Extract all lines in the data that contain the word "Char".
>> begin Information given
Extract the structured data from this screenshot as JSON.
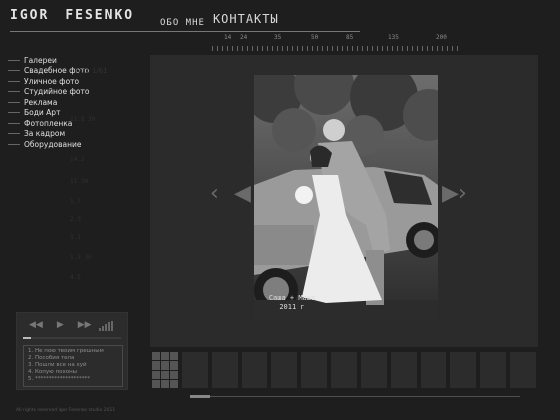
{
  "header": {
    "brand_first": "IGOR",
    "brand_last": "FESENKO",
    "nav": {
      "about": "ОБО МНЕ",
      "contacts": "КОНТАКТЫ"
    }
  },
  "ruler": {
    "labels": [
      "14",
      "24",
      "35",
      "50",
      "85",
      "135",
      "200"
    ]
  },
  "sidebar": {
    "items": [
      {
        "label": "Галереи",
        "ghost": ""
      },
      {
        "label": "Свадебное фото",
        "ghost": "7/11 1/61"
      },
      {
        "label": "Уличное фото",
        "ghost": ""
      },
      {
        "label": "Студийное фото",
        "ghost": ""
      },
      {
        "label": "Реклама",
        "ghost": ""
      },
      {
        "label": "Боди Арт",
        "ghost": ""
      },
      {
        "label": "Фотопленка",
        "ghost": ""
      },
      {
        "label": "За кадром",
        "ghost": ""
      },
      {
        "label": "Оборудование",
        "ghost": ""
      }
    ],
    "ghost_numbers": [
      "11.8 30",
      "14.2",
      "11 30",
      "1 7",
      "2.9",
      "3.1",
      "1.3 30",
      "4.5"
    ]
  },
  "player": {
    "controls": {
      "prev": "◀◀",
      "play": "▶",
      "next": "▶▶"
    },
    "progress": 0.08,
    "tracks": [
      "1. Не пою твоим грешным",
      "2. Пособия тела",
      "3. Пошли все на хуй",
      "4. Копую похоны",
      "5. ********************"
    ]
  },
  "viewer": {
    "caption_line1": "Саша + Маша",
    "caption_line2": "2011 г",
    "arrows": {
      "prev": "‹",
      "next": "›"
    }
  },
  "thumbnails": {
    "count": 12
  },
  "footer": {
    "text": "All rights reserved Igor Fesenko studio 2011"
  },
  "colors": {
    "background": "#1e1e1e",
    "panel": "#2b2b2b",
    "text": "#e0e0e0"
  }
}
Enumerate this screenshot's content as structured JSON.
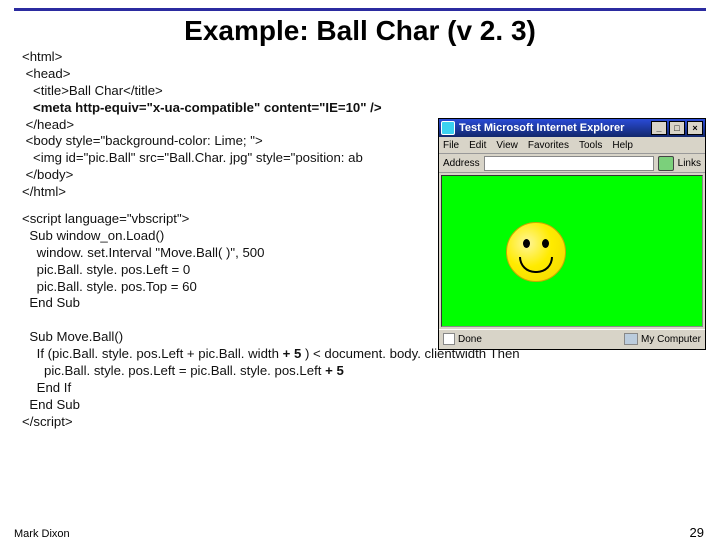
{
  "title": "Example: Ball Char (v 2. 3)",
  "code1": [
    "<html>",
    " <head>",
    "   <title>Ball Char</title>",
    "   <meta http-equiv=\"x-ua-compatible\" content=\"IE=10\" />",
    " </head>",
    " <body style=\"background-color: Lime; \">",
    "   <img id=\"pic.Ball\" src=\"Ball.Char. jpg\" style=\"position: ab",
    " </body>",
    "</html>"
  ],
  "code2": [
    "<script language=\"vbscript\">",
    "  Sub window_on.Load()",
    "    window. set.Interval \"Move.Ball( )\", 500",
    "    pic.Ball. style. pos.Left = 0",
    "    pic.Ball. style. pos.Top = 60",
    "  End Sub",
    "",
    "  Sub Move.Ball()",
    "    If (pic.Ball. style. pos.Left + pic.Ball. width + 5 ) < document. body. clientwidth Then",
    "      pic.Ball. style. pos.Left = pic.Ball. style. pos.Left + 5",
    "    End If",
    "  End Sub",
    "</script>"
  ],
  "bold_code1_line": 3,
  "bold_code2_marker": "+ 5",
  "footer_left": "Mark Dixon",
  "footer_right": "29",
  "ie": {
    "title": "Test   Microsoft Internet Explorer",
    "menu": [
      "File",
      "Edit",
      "View",
      "Favorites",
      "Tools",
      "Help"
    ],
    "addr_label": "Address",
    "addr_url": "",
    "links_label": "Links",
    "status_done": "Done",
    "status_zone": "My Computer"
  }
}
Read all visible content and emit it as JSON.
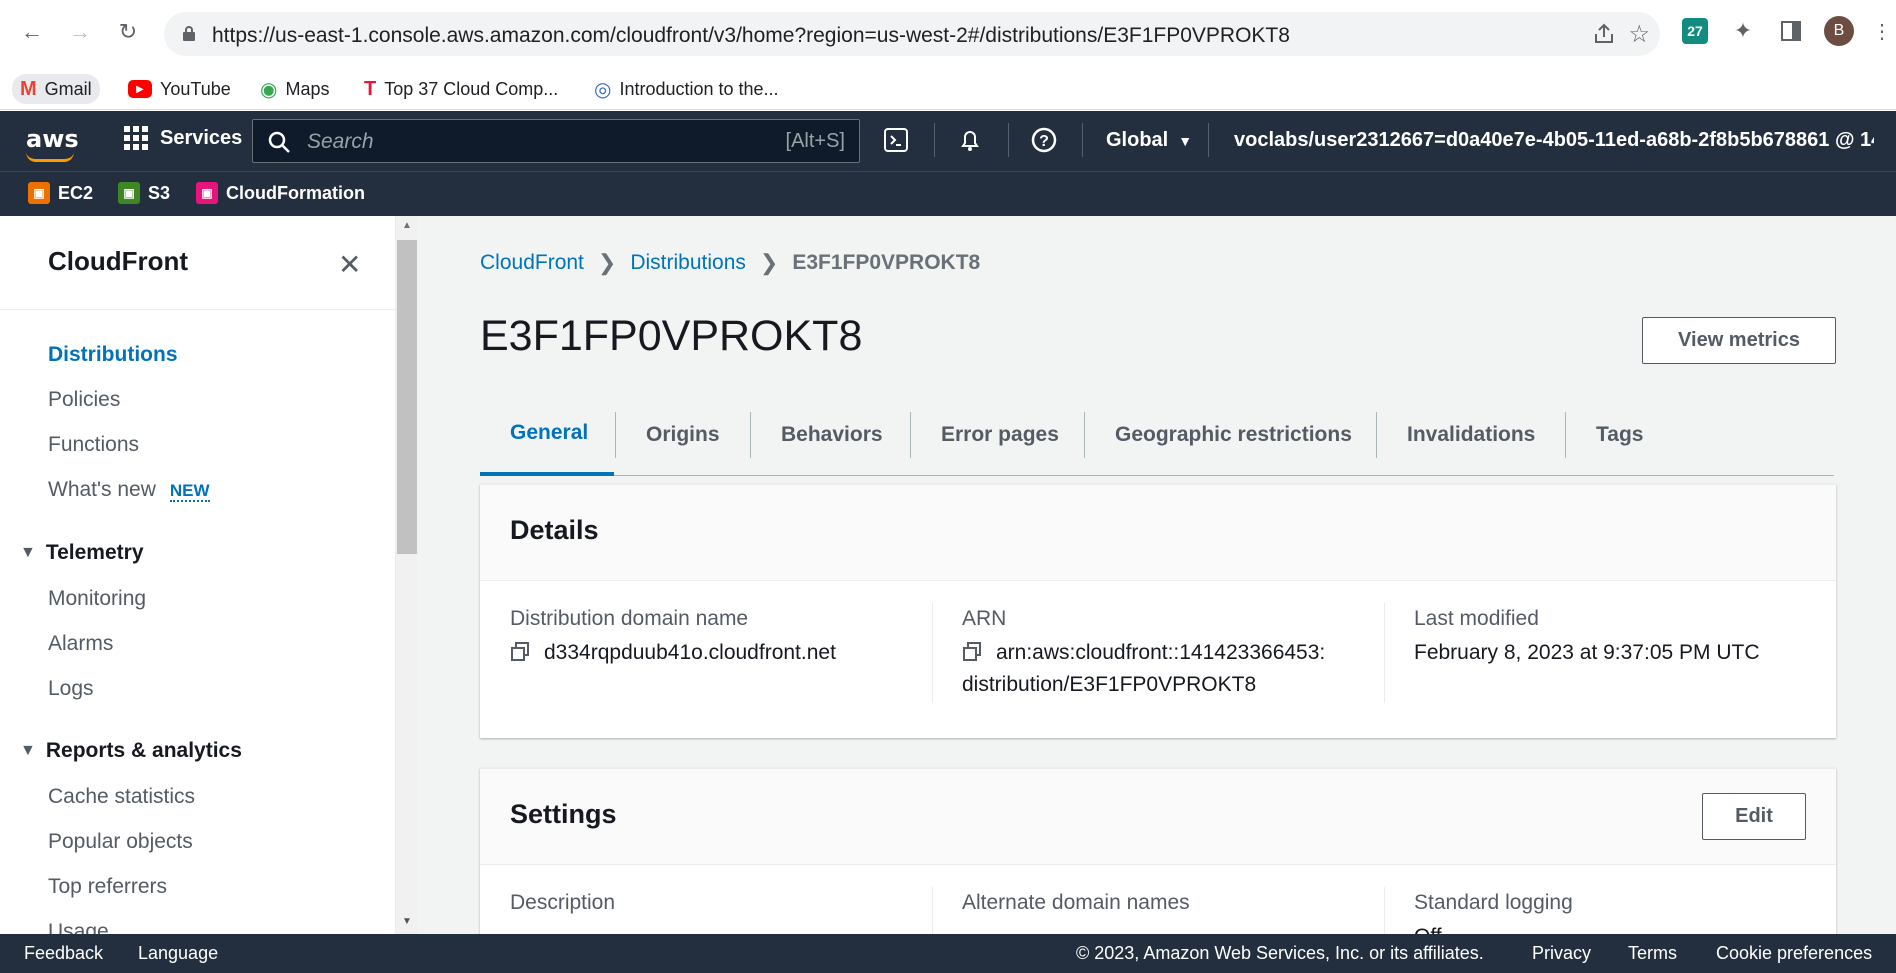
{
  "browser": {
    "url": "https://us-east-1.console.aws.amazon.com/cloudfront/v3/home?region=us-west-2#/distributions/E3F1FP0VPROKT8",
    "profile_initial": "B",
    "ext_badge": "27",
    "bookmarks": [
      "Gmail",
      "YouTube",
      "Maps",
      "Top 37 Cloud Comp...",
      "Introduction to the..."
    ]
  },
  "aws": {
    "services_label": "Services",
    "search_placeholder": "Search",
    "search_shortcut": "[Alt+S]",
    "region": "Global",
    "account": "voclabs/user2312667=d0a40e7e-4b05-11ed-a68b-2f8b5b678861 @ 14...",
    "favorites": [
      "EC2",
      "S3",
      "CloudFormation"
    ],
    "colors": {
      "header": "#232f3e",
      "accent": "#0073bb",
      "orange": "#ff9900"
    }
  },
  "sidebar": {
    "title": "CloudFront",
    "items": [
      "Distributions",
      "Policies",
      "Functions",
      "What's new"
    ],
    "new_badge": "NEW",
    "telemetry": {
      "title": "Telemetry",
      "items": [
        "Monitoring",
        "Alarms",
        "Logs"
      ]
    },
    "reports": {
      "title": "Reports & analytics",
      "items": [
        "Cache statistics",
        "Popular objects",
        "Top referrers",
        "Usage"
      ]
    }
  },
  "breadcrumb": [
    "CloudFront",
    "Distributions",
    "E3F1FP0VPROKT8"
  ],
  "page": {
    "title": "E3F1FP0VPROKT8",
    "view_metrics": "View metrics"
  },
  "tabs": [
    "General",
    "Origins",
    "Behaviors",
    "Error pages",
    "Geographic restrictions",
    "Invalidations",
    "Tags"
  ],
  "details": {
    "heading": "Details",
    "domain_label": "Distribution domain name",
    "domain_value": "d334rqpduub41o.cloudfront.net",
    "arn_label": "ARN",
    "arn_line1": "arn:aws:cloudfront::141423366453:",
    "arn_line2": "distribution/E3F1FP0VPROKT8",
    "modified_label": "Last modified",
    "modified_value": "February 8, 2023 at 9:37:05 PM UTC"
  },
  "settings": {
    "heading": "Settings",
    "edit": "Edit",
    "description_label": "Description",
    "alt_domains_label": "Alternate domain names",
    "logging_label": "Standard logging",
    "logging_value": "Off"
  },
  "footer": {
    "feedback": "Feedback",
    "language": "Language",
    "copyright": "© 2023, Amazon Web Services, Inc. or its affiliates.",
    "privacy": "Privacy",
    "terms": "Terms",
    "cookies": "Cookie preferences"
  }
}
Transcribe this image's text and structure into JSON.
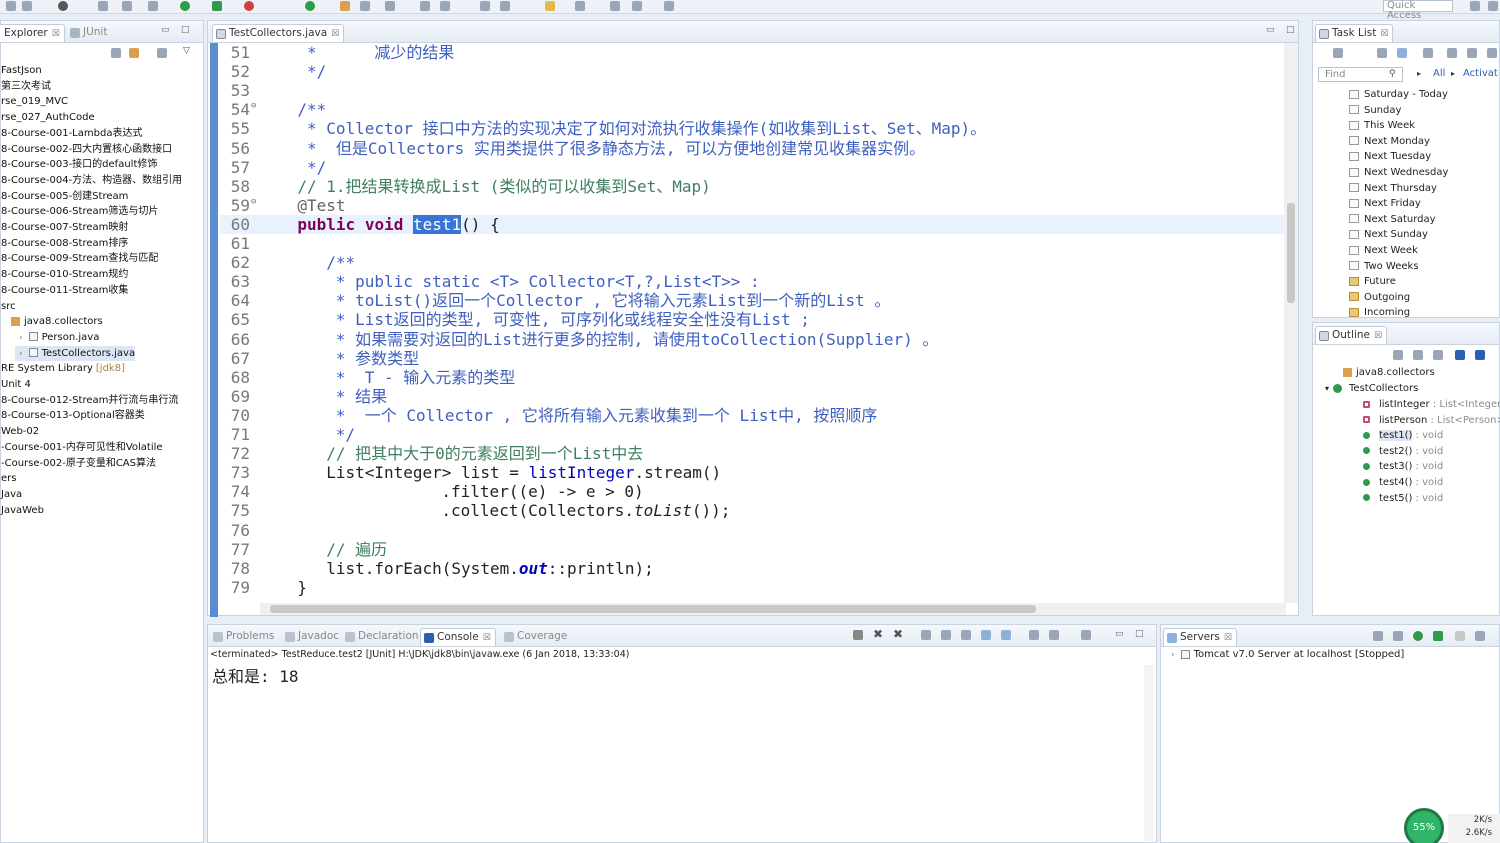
{
  "toolbar": {
    "quick_access": "Quick Access"
  },
  "explorer": {
    "tabs": [
      {
        "label": "Explorer",
        "close": "☒"
      },
      {
        "label": "JUnit"
      }
    ],
    "rows": [
      "FastJson",
      "第三次考试",
      "rse_019_MVC",
      "rse_027_AuthCode",
      "8-Course-001-Lambda表达式",
      "8-Course-002-四大内置核心函数接口",
      "8-Course-003-接口的default修饰",
      "8-Course-004-方法、构造器、数组引用",
      "8-Course-005-创建Stream",
      "8-Course-006-Stream筛选与切片",
      "8-Course-007-Stream映射",
      "8-Course-008-Stream排序",
      "8-Course-009-Stream查找与匹配",
      "8-Course-010-Stream规约",
      "8-Course-011-Stream收集",
      "src",
      "java8.collectors",
      "Person.java",
      "TestCollectors.java",
      "RE System Library",
      "Unit 4",
      "8-Course-012-Stream并行流与串行流",
      "8-Course-013-Optional容器类",
      "Web-02",
      "-Course-001-内存可见性和Volatile",
      "-Course-002-原子变量和CAS算法",
      "ers",
      "Java",
      "JavaWeb"
    ],
    "jdk_suffix": "[jdk8]"
  },
  "editor": {
    "tab_label": "TestCollectors.java",
    "tab_close": "☒",
    "lines": [
      {
        "n": "51",
        "t": "*      减少的结果",
        "cls": "jd",
        "ind": 0
      },
      {
        "n": "52",
        "t": "*/",
        "cls": "jd",
        "ind": 0
      },
      {
        "n": "53",
        "t": "",
        "cls": "",
        "ind": 0
      },
      {
        "n": "54",
        "t": "/**",
        "cls": "jd",
        "ind": -1
      },
      {
        "n": "55",
        "t": "* Collector 接口中方法的实现决定了如何对流执行收集操作(如收集到List、Set、Map)。",
        "cls": "jd",
        "ind": 0
      },
      {
        "n": "56",
        "t": "*  但是Collectors 实用类提供了很多静态方法, 可以方便地创建常见收集器实例。",
        "cls": "jd",
        "ind": 0
      },
      {
        "n": "57",
        "t": "*/",
        "cls": "jd",
        "ind": 0
      },
      {
        "n": "58",
        "t": "// 1.把结果转换成List (类似的可以收集到Set、Map)",
        "cls": "cm",
        "ind": -1
      },
      {
        "n": "59",
        "t": "@Test",
        "cls": "an",
        "ind": -1
      },
      {
        "n": "60",
        "t": "",
        "cls": "",
        "ind": -1
      },
      {
        "n": "61",
        "t": "",
        "cls": "",
        "ind": 0
      },
      {
        "n": "62",
        "t": "/**",
        "cls": "jd",
        "ind": 2
      },
      {
        "n": "63",
        "t": "* public static <T> Collector<T,?,List<T>> :",
        "cls": "jd",
        "ind": 3
      },
      {
        "n": "64",
        "t": "* toList()返回一个Collector , 它将输入元素List到一个新的List 。",
        "cls": "jd",
        "ind": 3
      },
      {
        "n": "65",
        "t": "* List返回的类型, 可变性, 可序列化或线程安全性没有List ;",
        "cls": "jd",
        "ind": 3
      },
      {
        "n": "66",
        "t": "* 如果需要对返回的List进行更多的控制, 请使用toCollection(Supplier) 。",
        "cls": "jd",
        "ind": 3
      },
      {
        "n": "67",
        "t": "* 参数类型",
        "cls": "jd",
        "ind": 3
      },
      {
        "n": "68",
        "t": "*  T - 输入元素的类型",
        "cls": "jd",
        "ind": 3
      },
      {
        "n": "69",
        "t": "* 结果",
        "cls": "jd",
        "ind": 3
      },
      {
        "n": "70",
        "t": "*  一个 Collector , 它将所有输入元素收集到一个 List中, 按照顺序",
        "cls": "jd",
        "ind": 3
      },
      {
        "n": "71",
        "t": "*/",
        "cls": "jd",
        "ind": 3
      },
      {
        "n": "72",
        "t": "// 把其中大于0的元素返回到一个List中去",
        "cls": "cm",
        "ind": 2
      },
      {
        "n": "73",
        "t": "",
        "cls": "",
        "ind": 2
      },
      {
        "n": "74",
        "t": ".filter((e) -> e > 0)",
        "cls": "",
        "ind": 14
      },
      {
        "n": "75",
        "t": "",
        "cls": "",
        "ind": 14
      },
      {
        "n": "76",
        "t": "",
        "cls": "",
        "ind": 0
      },
      {
        "n": "77",
        "t": "// 遍历",
        "cls": "cm",
        "ind": 2
      },
      {
        "n": "78",
        "t": "",
        "cls": "",
        "ind": 2
      },
      {
        "n": "79",
        "t": "}",
        "cls": "",
        "ind": -1
      }
    ],
    "method_line": {
      "kw": "public void",
      "name": "test1",
      "rest": "() {"
    },
    "list_line": {
      "pre": "List<Integer> list = ",
      "fld": "listInteger",
      "post": ".stream()"
    },
    "collect_line": {
      "pre": ".collect(Collectors.",
      "it": "toList",
      "post": "());"
    },
    "foreach_line": {
      "pre": "list.forEach(System.",
      "fld": "out",
      "post": "::println);"
    }
  },
  "tasklist": {
    "tab_label": "Task List",
    "find_placeholder": "Find",
    "all_label": "All",
    "activate_label": "Activat",
    "rows": [
      "Saturday - Today",
      "Sunday",
      "This Week",
      "Next Monday",
      "Next Tuesday",
      "Next Wednesday",
      "Next Thursday",
      "Next Friday",
      "Next Saturday",
      "Next Sunday",
      "Next Week",
      "Two Weeks",
      "Future",
      "Outgoing",
      "Incoming"
    ]
  },
  "outline": {
    "tab_label": "Outline",
    "package": "java8.collectors",
    "class_name": "TestCollectors",
    "members": [
      {
        "name": "listInteger",
        "type": " : List<Integer>",
        "vis": "private",
        "color": "#c8506a"
      },
      {
        "name": "listPerson",
        "type": " : List<Person>",
        "vis": "private",
        "color": "#c8506a"
      },
      {
        "name": "test1()",
        "type": " : void",
        "vis": "public",
        "color": "#2e9a4a"
      },
      {
        "name": "test2()",
        "type": " : void",
        "vis": "public",
        "color": "#2e9a4a"
      },
      {
        "name": "test3()",
        "type": " : void",
        "vis": "public",
        "color": "#2e9a4a"
      },
      {
        "name": "test4()",
        "type": " : void",
        "vis": "public",
        "color": "#2e9a4a"
      },
      {
        "name": "test5()",
        "type": " : void",
        "vis": "public",
        "color": "#2e9a4a"
      }
    ]
  },
  "console": {
    "tabs": [
      "Problems",
      "Javadoc",
      "Declaration",
      "Console",
      "Coverage"
    ],
    "header": "<terminated> TestReduce.test2 [JUnit] H:\\JDK\\jdk8\\bin\\javaw.exe (6 Jan 2018, 13:33:04)",
    "output": "总和是: 18"
  },
  "servers": {
    "tab_label": "Servers",
    "row": "Tomcat v7.0 Server at localhost  [Stopped]"
  },
  "net": {
    "percent": "55%",
    "up": "2K/s",
    "down": "2.6K/s"
  },
  "colors": {
    "accent": "#3875d7",
    "gutter": "#5b8bd0",
    "comment": "#3f7f5f",
    "javadoc": "#3f5fbf",
    "keyword": "#7f0055"
  }
}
>> end Information given
**Written answer**
  "title": "Example: Ball Char (v 2. 3)",
    "   <title>Ball Char</title>",
    "   <img id=\"pic.Ball\" src=\"Ball.Char. jpg\" style=\"position: ab",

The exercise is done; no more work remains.